• **WORK TO COMPLETE**:
Output all the data exactly. Pictures do not belong in the copy.

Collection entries
###
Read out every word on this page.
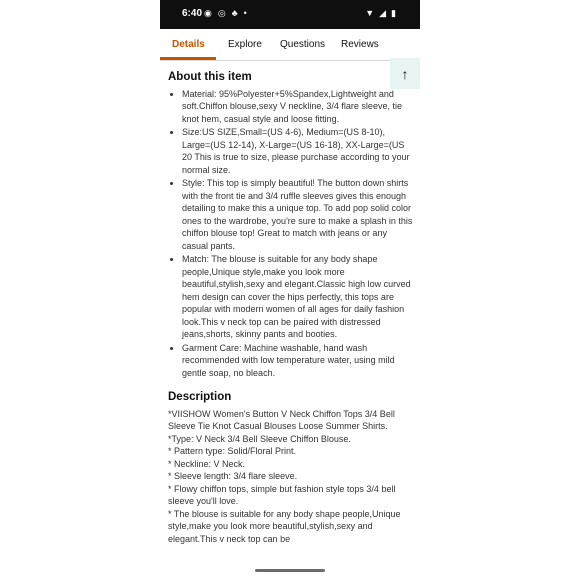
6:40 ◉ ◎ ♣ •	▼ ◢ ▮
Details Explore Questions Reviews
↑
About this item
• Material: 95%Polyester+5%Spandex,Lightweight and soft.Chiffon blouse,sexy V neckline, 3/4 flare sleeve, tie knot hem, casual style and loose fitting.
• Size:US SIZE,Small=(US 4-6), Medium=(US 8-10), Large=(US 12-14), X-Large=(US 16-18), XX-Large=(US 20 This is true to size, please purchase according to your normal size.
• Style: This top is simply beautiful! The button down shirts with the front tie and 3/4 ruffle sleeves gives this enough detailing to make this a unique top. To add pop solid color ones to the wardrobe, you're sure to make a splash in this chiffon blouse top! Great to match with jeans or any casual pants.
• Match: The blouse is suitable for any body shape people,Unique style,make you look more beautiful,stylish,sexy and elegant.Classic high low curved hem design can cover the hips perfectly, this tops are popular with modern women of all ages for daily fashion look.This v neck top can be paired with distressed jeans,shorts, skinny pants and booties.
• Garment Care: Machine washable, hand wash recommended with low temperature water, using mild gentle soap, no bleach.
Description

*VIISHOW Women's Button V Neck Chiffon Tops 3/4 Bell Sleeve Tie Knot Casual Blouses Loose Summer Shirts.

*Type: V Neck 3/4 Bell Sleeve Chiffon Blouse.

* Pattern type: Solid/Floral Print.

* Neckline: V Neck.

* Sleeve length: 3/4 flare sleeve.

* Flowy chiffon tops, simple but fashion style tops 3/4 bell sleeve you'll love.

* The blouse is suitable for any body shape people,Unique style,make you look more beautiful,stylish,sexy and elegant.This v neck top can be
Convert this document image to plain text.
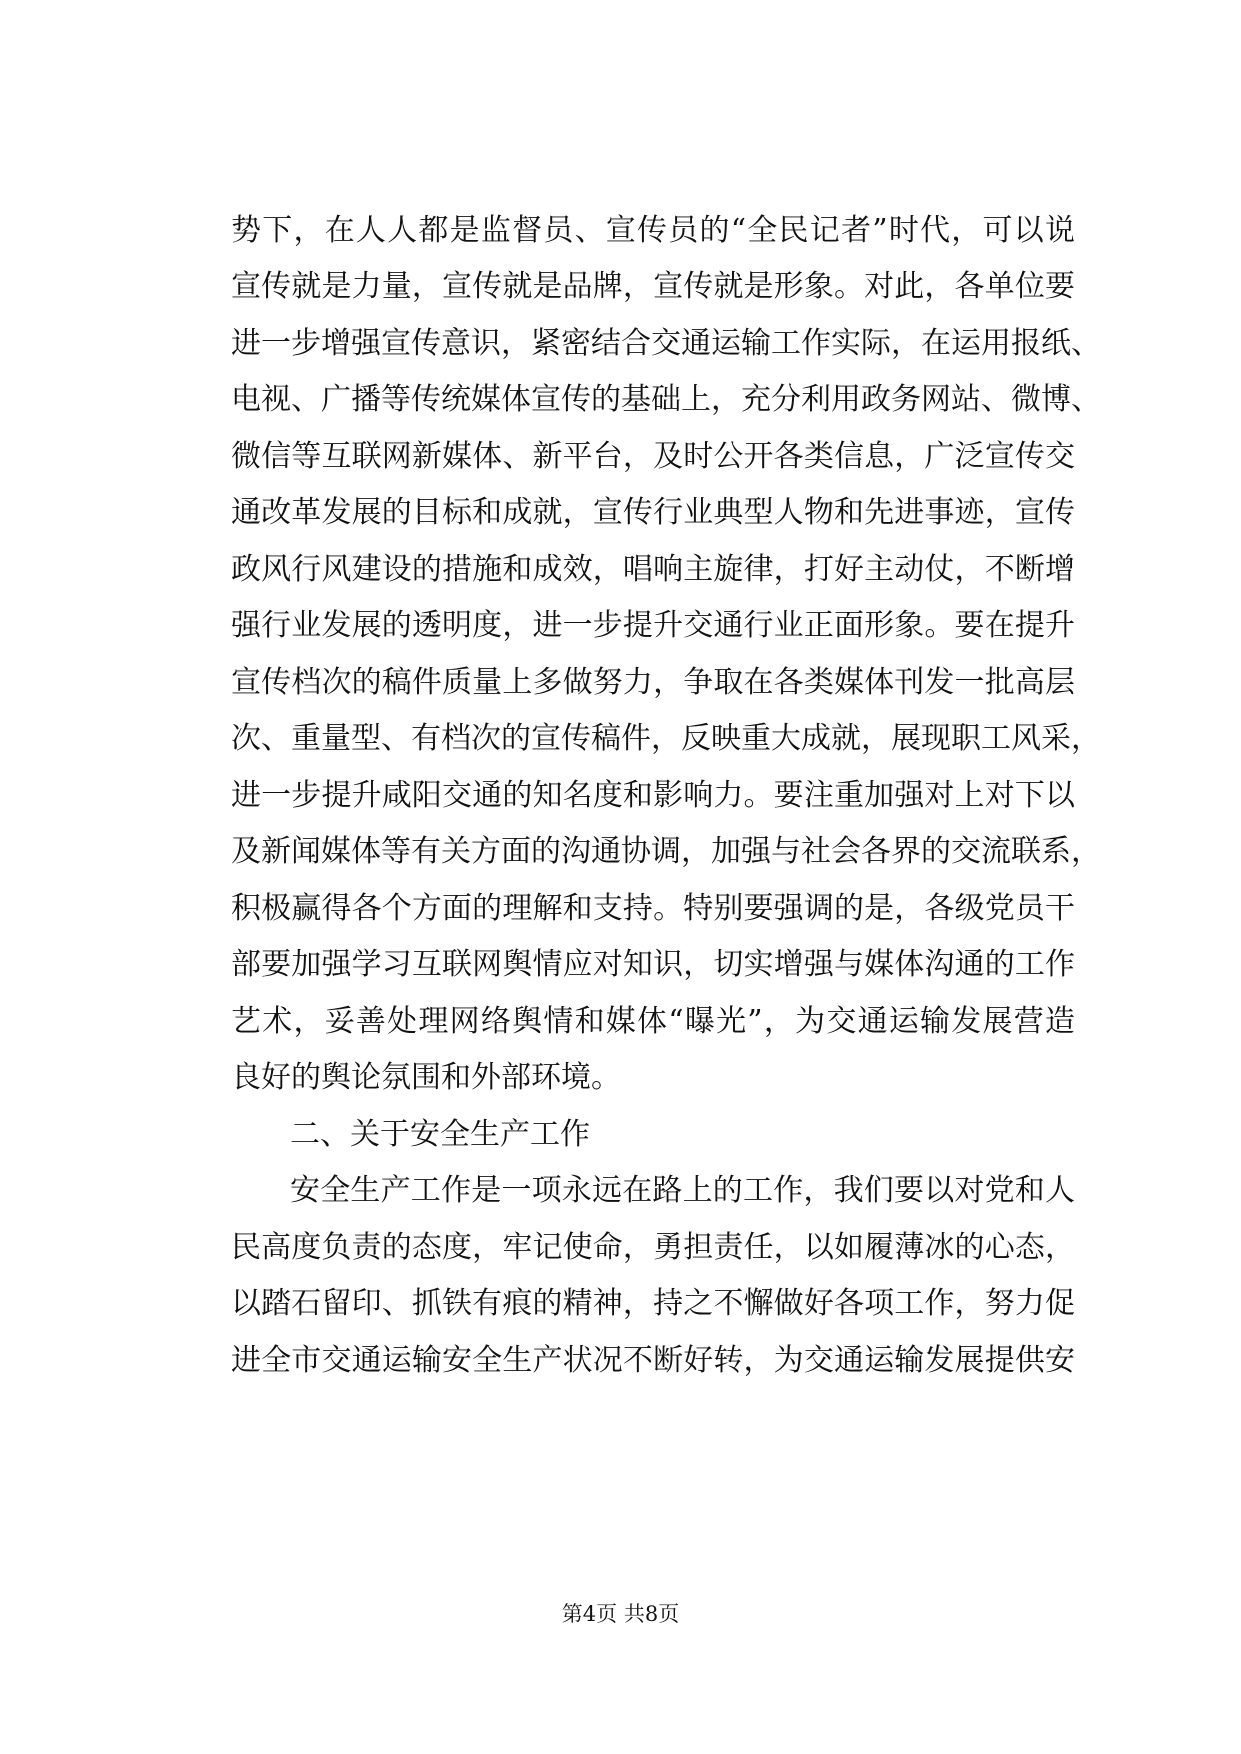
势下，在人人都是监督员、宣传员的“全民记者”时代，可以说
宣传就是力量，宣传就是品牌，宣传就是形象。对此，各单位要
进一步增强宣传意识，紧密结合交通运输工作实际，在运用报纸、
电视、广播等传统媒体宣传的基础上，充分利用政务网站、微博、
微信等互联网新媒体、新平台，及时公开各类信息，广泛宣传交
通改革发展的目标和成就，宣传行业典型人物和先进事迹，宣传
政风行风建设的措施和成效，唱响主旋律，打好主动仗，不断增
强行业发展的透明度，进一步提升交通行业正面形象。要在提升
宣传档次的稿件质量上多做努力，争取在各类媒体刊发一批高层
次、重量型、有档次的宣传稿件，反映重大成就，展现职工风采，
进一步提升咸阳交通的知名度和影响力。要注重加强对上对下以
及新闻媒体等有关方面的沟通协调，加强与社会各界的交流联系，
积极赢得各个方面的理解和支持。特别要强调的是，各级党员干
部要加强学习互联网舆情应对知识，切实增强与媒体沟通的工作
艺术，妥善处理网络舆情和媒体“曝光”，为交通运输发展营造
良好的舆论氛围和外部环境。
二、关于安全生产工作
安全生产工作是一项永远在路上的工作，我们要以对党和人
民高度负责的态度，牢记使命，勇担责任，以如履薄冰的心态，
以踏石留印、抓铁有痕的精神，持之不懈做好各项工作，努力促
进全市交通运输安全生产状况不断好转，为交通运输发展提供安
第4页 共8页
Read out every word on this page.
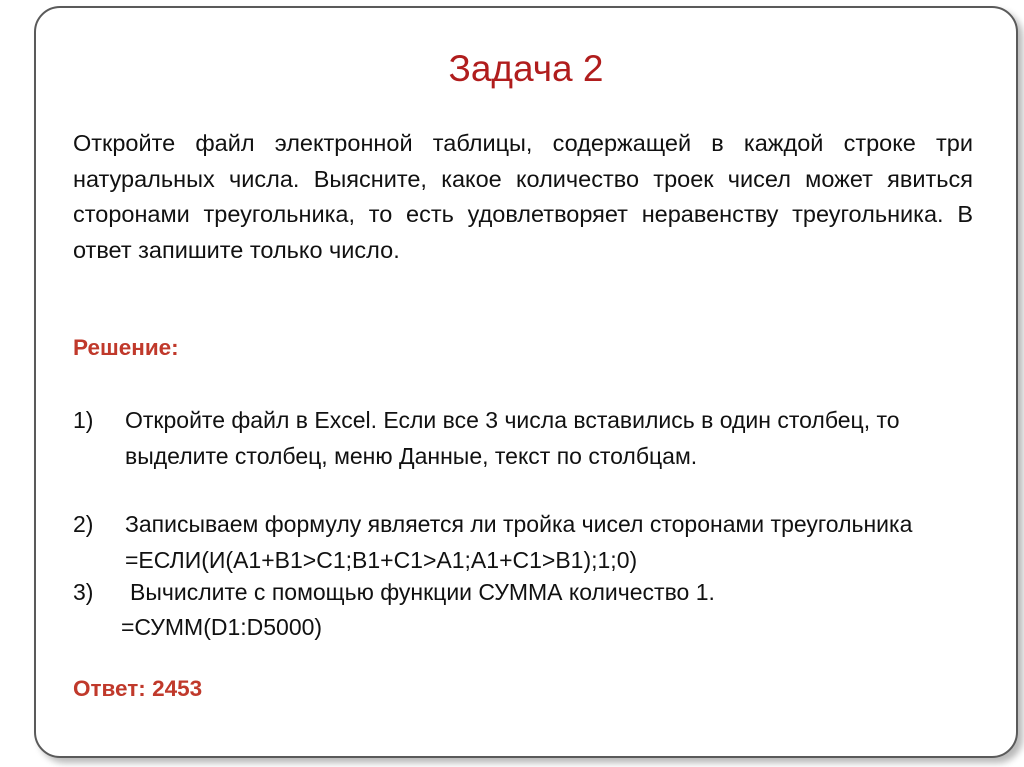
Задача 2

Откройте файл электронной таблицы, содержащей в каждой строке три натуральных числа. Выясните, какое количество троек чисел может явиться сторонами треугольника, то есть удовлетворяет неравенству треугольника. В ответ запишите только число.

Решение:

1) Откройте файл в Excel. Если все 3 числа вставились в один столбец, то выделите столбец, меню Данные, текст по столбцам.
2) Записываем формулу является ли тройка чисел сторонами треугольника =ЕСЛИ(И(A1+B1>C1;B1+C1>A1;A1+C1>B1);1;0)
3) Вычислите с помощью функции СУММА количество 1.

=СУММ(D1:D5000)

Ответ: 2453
###
• **ANSWER**:
Read out every word on this page.
6:40 ◉ ◎ ♣ •	▼ ◢ ▮
Details Explore Questions Reviews
↑
About this item
• Material: 95%Polyester+5%Spandex,Lightweight and soft.Chiffon blouse,sexy V neckline, 3/4 flare sleeve, tie knot hem, casual style and loose fitting.
• Size:US SIZE,Small=(US 4-6), Medium=(US 8-10), Large=(US 12-14), X-Large=(US 16-18), XX-Large=(US 20 This is true to size, please purchase according to your normal size.
• Style: This top is simply beautiful! The button down shirts with the front tie and 3/4 ruffle sleeves gives this enough detailing to make this a unique top. To add pop solid color ones to the wardrobe, you're sure to make a splash in this chiffon blouse top! Great to match with jeans or any casual pants.
• Match: The blouse is suitable for any body shape people,Unique style,make you look more beautiful,stylish,sexy and elegant.Classic high low curved hem design can cover the hips perfectly, this tops are popular with modern women of all ages for daily fashion look.This v neck top can be paired with distressed jeans,shorts, skinny pants and booties.
• Garment Care: Machine washable, hand wash recommended with low temperature water, using mild gentle soap, no bleach.
Description

*VIISHOW Women's Button V Neck Chiffon Tops 3/4 Bell Sleeve Tie Knot Casual Blouses Loose Summer Shirts.

*Type: V Neck 3/4 Bell Sleeve Chiffon Blouse.

* Pattern type: Solid/Floral Print.

* Neckline: V Neck.

* Sleeve length: 3/4 flare sleeve.

* Flowy chiffon tops, simple but fashion style tops 3/4 bell sleeve you'll love.

* The blouse is suitable for any body shape people,Unique style,make you look more beautiful,stylish,sexy and elegant.This v neck top can be
Convert this document image to plain text.
势下，在人人都是监督员、宣传员的“全民记者”时代，可以说
宣传就是力量，宣传就是品牌，宣传就是形象。对此，各单位要
进一步增强宣传意识，紧密结合交通运输工作实际，在运用报纸、
电视、广播等传统媒体宣传的基础上，充分利用政务网站、微博、
微信等互联网新媒体、新平台，及时公开各类信息，广泛宣传交
通改革发展的目标和成就，宣传行业典型人物和先进事迹，宣传
政风行风建设的措施和成效，唱响主旋律，打好主动仗，不断增
强行业发展的透明度，进一步提升交通行业正面形象。要在提升
宣传档次的稿件质量上多做努力，争取在各类媒体刊发一批高层
次、重量型、有档次的宣传稿件，反映重大成就，展现职工风采，
进一步提升咸阳交通的知名度和影响力。要注重加强对上对下以
及新闻媒体等有关方面的沟通协调，加强与社会各界的交流联系，
积极赢得各个方面的理解和支持。特别要强调的是，各级党员干
部要加强学习互联网舆情应对知识，切实增强与媒体沟通的工作
艺术，妥善处理网络舆情和媒体“曝光”，为交通运输发展营造
良好的舆论氛围和外部环境。
二、关于安全生产工作
安全生产工作是一项永远在路上的工作，我们要以对党和人
民高度负责的态度，牢记使命，勇担责任，以如履薄冰的心态，
以踏石留印、抓铁有痕的精神，持之不懈做好各项工作，努力促
进全市交通运输安全生产状况不断好转，为交通运输发展提供安
第4页 共8页
Read out every word on this page.
Задача 2

Откройте файл электронной таблицы, содержащей в каждой строке три натуральных числа. Выясните, какое количество троек чисел может явиться сторонами треугольника, то есть удовлетворяет неравенству треугольника. В ответ запишите только число.

Решение:

1) Откройте файл в Excel. Если все 3 числа вставились в один столбец, то выделите столбец, меню Данные, текст по столбцам.
2) Записываем формулу является ли тройка чисел сторонами треугольника =ЕСЛИ(И(A1+B1>C1;B1+C1>A1;A1+C1>B1);1;0)
3) Вычислите с помощью функции СУММА количество 1.

=СУММ(D1:D5000)

Ответ: 2453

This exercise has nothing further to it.